Data excerpts
--- start ---

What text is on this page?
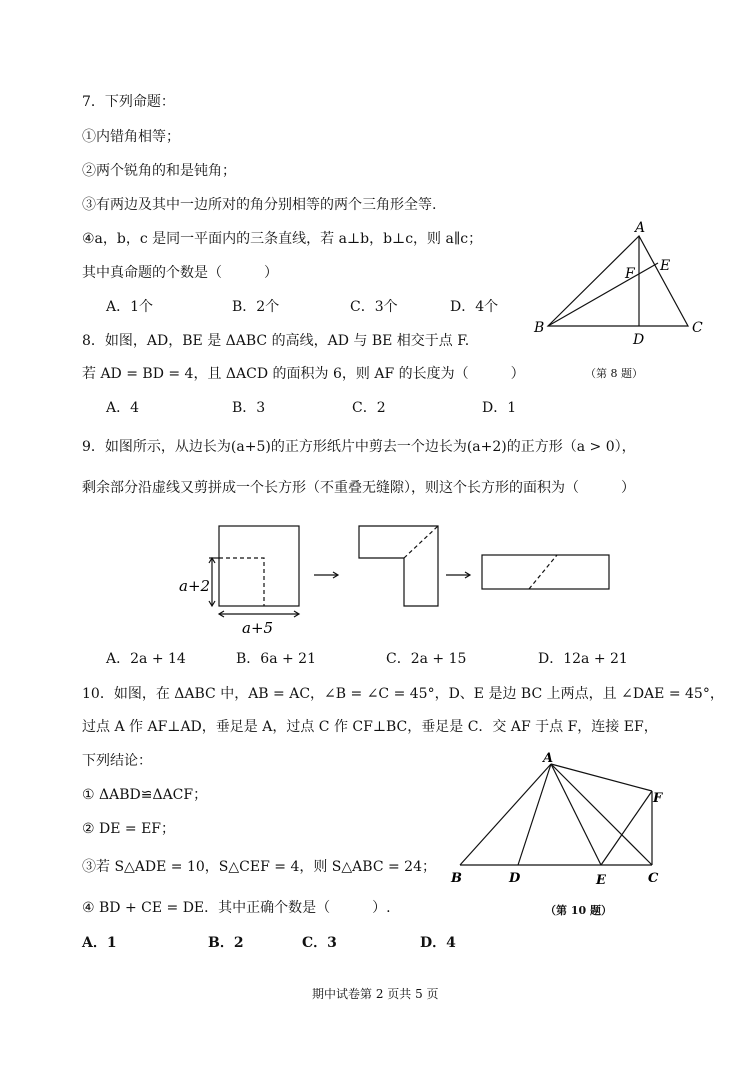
7．下列命题：
①内错角相等；
②两个锐角的和是钝角；
③有两边及其中一边所对的角分别相等的两个三角形全等.
④a，b，c 是同一平面内的三条直线，若 a⊥b，b⊥c，则 a∥c；
其中真命题的个数是（　　　）
A．1个	B．2个	C．3个	D．4个
A
B	C
D
E
F
（第 8 题）
8．如图，AD，BE 是 ΔABC 的高线，AD 与 BE 相交于点 F.
若 AD = BD = 4，且 ΔACD 的面积为 6，则 AF 的长度为（　　　）
A．4	B．3	C．2	D．1
9．如图所示，从边长为(a+5)的正方形纸片中剪去一个边长为(a+2)的正方形（a > 0），
剩余部分沿虚线又剪拼成一个长方形（不重叠无缝隙），则这个长方形的面积为（　　　）
a+2
a+5
A．2a + 14	B．6a + 21	C．2a + 15	D．12a + 21
10．如图，在 ΔABC 中，AB = AC，∠B = ∠C = 45°，D、E 是边 BC 上两点，且 ∠DAE = 45°，
过点 A 作 AF⊥AD，垂足是 A，过点 C 作 CF⊥BC，垂足是 C．交 AF 于点 F，连接 EF，
下列结论：
① ΔABD≌ΔACF；
② DE = EF；
③若 S△ADE = 10，S△CEF = 4，则 S△ABC = 24；
④ BD + CE = DE．其中正确个数是（　　　）.
A．1	B．2	C．3	D．4
A
B	C
D	E
F
（第 10 题）
期中试卷第 2 页共 5 页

--- end ---

WRITTEN EXERCISE:
Copy out all lines from the material above that contain the string "ΔABC".

TASK ANSWER:
8．如图，AD，BE 是 ΔABC 的高线，AD 与 BE 相交于点 F.
10．如图，在 ΔABC 中，AB = AC，∠B = ∠C = 45°，D、E 是边 BC 上两点，且 ∠DAE = 45°，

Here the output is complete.